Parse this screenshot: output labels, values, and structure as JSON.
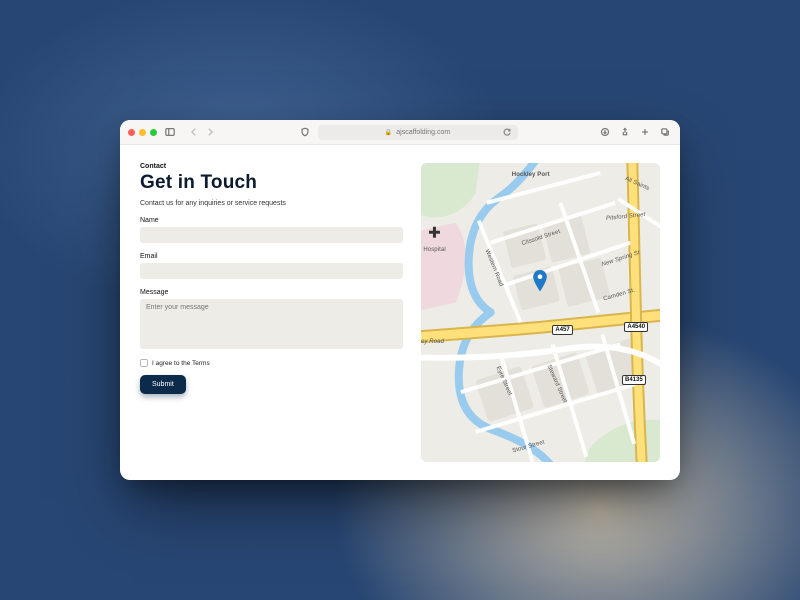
{
  "browser": {
    "url": "ajscaffolding.com"
  },
  "page": {
    "eyebrow": "Contact",
    "title": "Get in Touch",
    "subtitle": "Contact us for any inquiries or service requests"
  },
  "form": {
    "name_label": "Name",
    "name_value": "",
    "email_label": "Email",
    "email_value": "",
    "message_label": "Message",
    "message_placeholder": "Enter your message",
    "message_value": "",
    "terms_label": "I agree to the Terms",
    "terms_checked": false,
    "submit_label": "Submit"
  },
  "map": {
    "labels": {
      "hockley_port": "Hockley Port",
      "all_saints": "All Saints",
      "pitsford": "Pitsford Street",
      "clissold": "Clissold Street",
      "new_spring": "New Spring St",
      "camden": "Camden St.",
      "western": "Western Road",
      "hospital": "Hospital",
      "ew_road": "ey Road",
      "eyre": "Eyre Street",
      "steward": "Steward Street",
      "stour": "Stour Street"
    },
    "roads": {
      "a457": "A457",
      "a4540": "A4540",
      "b4135": "B4135"
    }
  }
}
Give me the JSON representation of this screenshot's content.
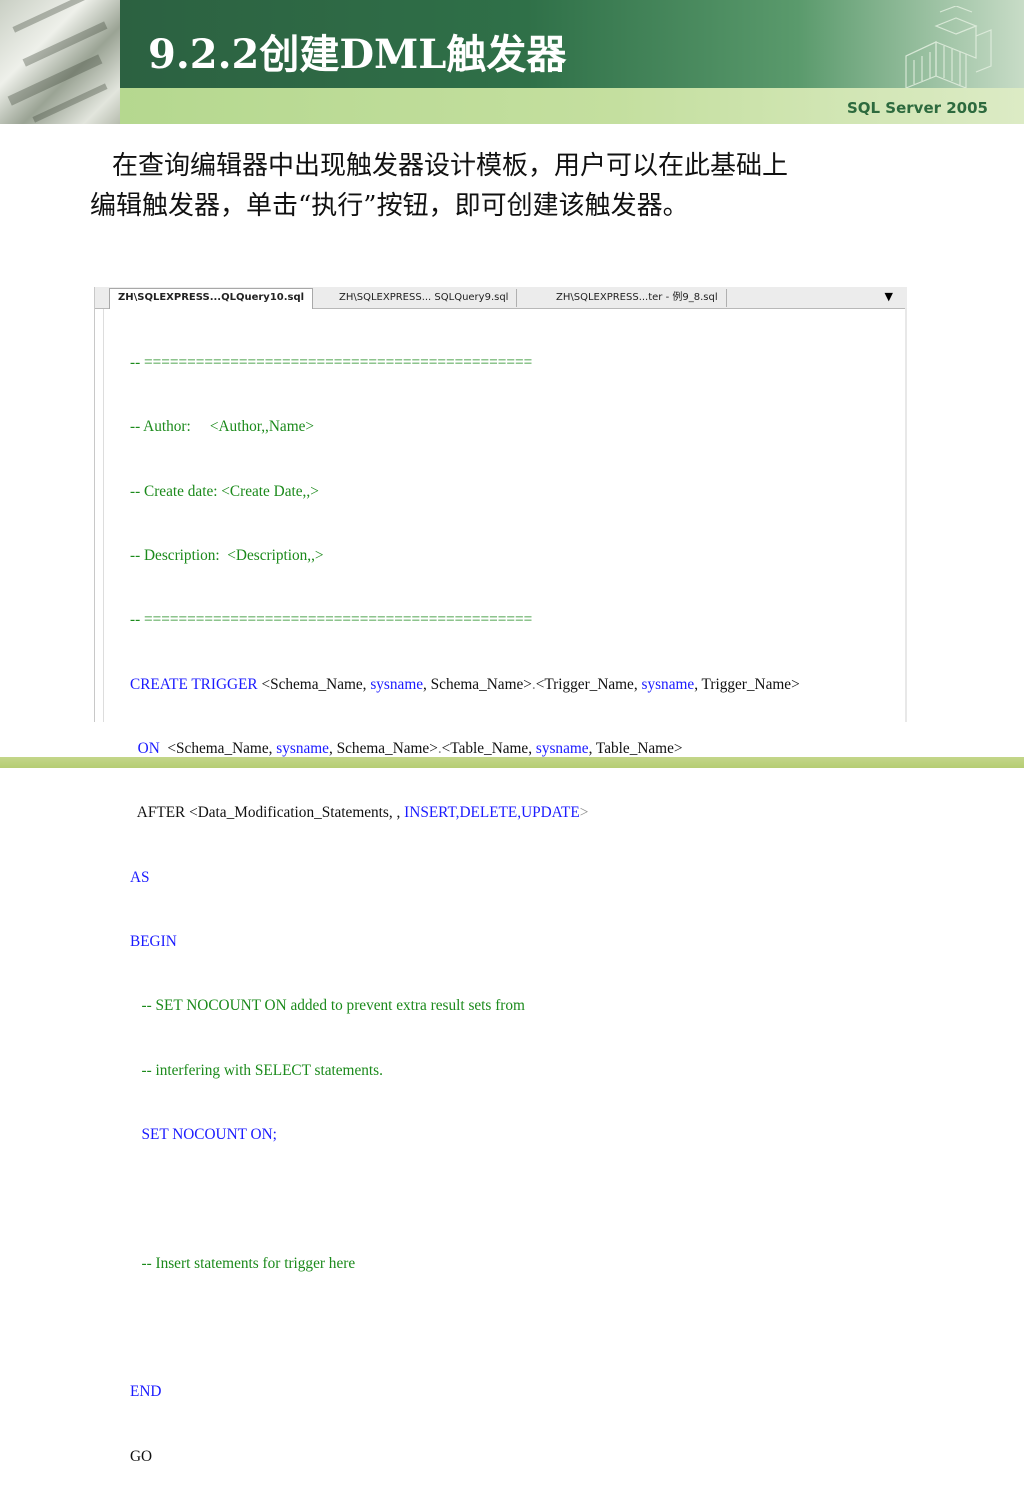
{
  "slide": {
    "title": "9.2.2创建DML触发器",
    "brand": "SQL Server 2005",
    "body_line1": "在查询编辑器中出现触发器设计模板，用户可以在此基础上",
    "body_line2": "编辑触发器，单击“执行”按钮，即可创建该触发器。"
  },
  "editor": {
    "tabs": [
      {
        "label": "ZH\\SQLEXPRESS...QLQuery10.sql",
        "active": true
      },
      {
        "label": "ZH\\SQLEXPRESS... SQLQuery9.sql",
        "active": false
      },
      {
        "label": "ZH\\SQLEXPRESS...ter - 例9_8.sql",
        "active": false
      }
    ],
    "dropdown_icon": "dropdown-arrow-icon",
    "code": {
      "sep1_prefix": "-- ",
      "sep1_bar": "=============================================",
      "author": "-- Author:     <Author,,Name>",
      "create_date": "-- Create date: <Create Date,,>",
      "description": "-- Description:  <Description,,>",
      "sep2_prefix": "-- ",
      "sep2_bar": "=============================================",
      "l6_kw": "CREATE TRIGGER",
      "l6_a": " <Schema_Name, ",
      "l6_b": "sysname",
      "l6_c": ", Schema_Name>",
      "l6_d": ".",
      "l6_e": "<Trigger_Name, ",
      "l6_f": "sysname",
      "l6_g": ", Trigger_Name>",
      "l7_kw": "  ON",
      "l7_a": "  <Schema_Name, ",
      "l7_b": "sysname",
      "l7_c": ", Schema_Name>",
      "l7_d": ".",
      "l7_e": "<Table_Name, ",
      "l7_f": "sysname",
      "l7_g": ", Table_Name>",
      "l8_a": "  AFTER <Data_Modification_Statements, , ",
      "l8_b": "INSERT,DELETE,UPDATE",
      "l8_c": ">",
      "as": "AS",
      "begin": "BEGIN",
      "comment1": "   -- SET NOCOUNT ON added to prevent extra result sets from",
      "comment2": "   -- interfering with SELECT statements.",
      "set_nocount": "   SET NOCOUNT ON;",
      "blank": "",
      "comment3": "   -- Insert statements for trigger here",
      "blank2": "",
      "end": "END",
      "go": "GO"
    }
  },
  "colors": {
    "header_green": "#2f7048",
    "stripe_green": "#c4df9f",
    "comment_green": "#1b8a1b",
    "keyword_blue": "#1a1aff"
  }
}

### EXERCISE INSTRUCTIONS
Repeat everything in the records precisely. Images are excluded from the copy.

### THE RESPONSE
Parse this screenshot: output labels, values, and structure as JSON.
{
  "browser": {
    "url": "ajscaffolding.com"
  },
  "page": {
    "eyebrow": "Contact",
    "title": "Get in Touch",
    "subtitle": "Contact us for any inquiries or service requests"
  },
  "form": {
    "name_label": "Name",
    "name_value": "",
    "email_label": "Email",
    "email_value": "",
    "message_label": "Message",
    "message_placeholder": "Enter your message",
    "message_value": "",
    "terms_label": "I agree to the Terms",
    "terms_checked": false,
    "submit_label": "Submit"
  },
  "map": {
    "labels": {
      "hockley_port": "Hockley Port",
      "all_saints": "All Saints",
      "pitsford": "Pitsford Street",
      "clissold": "Clissold Street",
      "new_spring": "New Spring St",
      "camden": "Camden St.",
      "western": "Western Road",
      "hospital": "Hospital",
      "ew_road": "ey Road",
      "eyre": "Eyre Street",
      "steward": "Steward Street",
      "stour": "Stour Street"
    },
    "roads": {
      "a457": "A457",
      "a4540": "A4540",
      "b4135": "B4135"
    }
  }
}
Give me the JSON representation of this screenshot's content.
{
  "slide": {
    "title": "9.2.2创建DML触发器",
    "brand": "SQL Server 2005",
    "body_line1": "在查询编辑器中出现触发器设计模板，用户可以在此基础上",
    "body_line2": "编辑触发器，单击“执行”按钮，即可创建该触发器。"
  },
  "editor": {
    "tabs": [
      {
        "label": "ZH\\SQLEXPRESS...QLQuery10.sql",
        "active": true
      },
      {
        "label": "ZH\\SQLEXPRESS... SQLQuery9.sql",
        "active": false
      },
      {
        "label": "ZH\\SQLEXPRESS...ter - 例9_8.sql",
        "active": false
      }
    ],
    "dropdown_icon": "dropdown-arrow-icon",
    "code": {
      "sep1_prefix": "-- ",
      "sep1_bar": "=============================================",
      "author": "-- Author:     <Author,,Name>",
      "create_date": "-- Create date: <Create Date,,>",
      "description": "-- Description:  <Description,,>",
      "sep2_prefix": "-- ",
      "sep2_bar": "=============================================",
      "l6_kw": "CREATE TRIGGER",
      "l6_a": " <Schema_Name, ",
      "l6_b": "sysname",
      "l6_c": ", Schema_Name>",
      "l6_d": ".",
      "l6_e": "<Trigger_Name, ",
      "l6_f": "sysname",
      "l6_g": ", Trigger_Name>",
      "l7_kw": "  ON",
      "l7_a": "  <Schema_Name, ",
      "l7_b": "sysname",
      "l7_c": ", Schema_Name>",
      "l7_d": ".",
      "l7_e": "<Table_Name, ",
      "l7_f": "sysname",
      "l7_g": ", Table_Name>",
      "l8_a": "  AFTER <Data_Modification_Statements, , ",
      "l8_b": "INSERT,DELETE,UPDATE",
      "l8_c": ">",
      "as": "AS",
      "begin": "BEGIN",
      "comment1": "   -- SET NOCOUNT ON added to prevent extra result sets from",
      "comment2": "   -- interfering with SELECT statements.",
      "set_nocount": "   SET NOCOUNT ON;",
      "blank": "",
      "comment3": "   -- Insert statements for trigger here",
      "blank2": "",
      "end": "END",
      "go": "GO"
    }
  },
  "colors": {
    "header_green": "#2f7048",
    "stripe_green": "#c4df9f",
    "comment_green": "#1b8a1b",
    "keyword_blue": "#1a1aff"
  }
}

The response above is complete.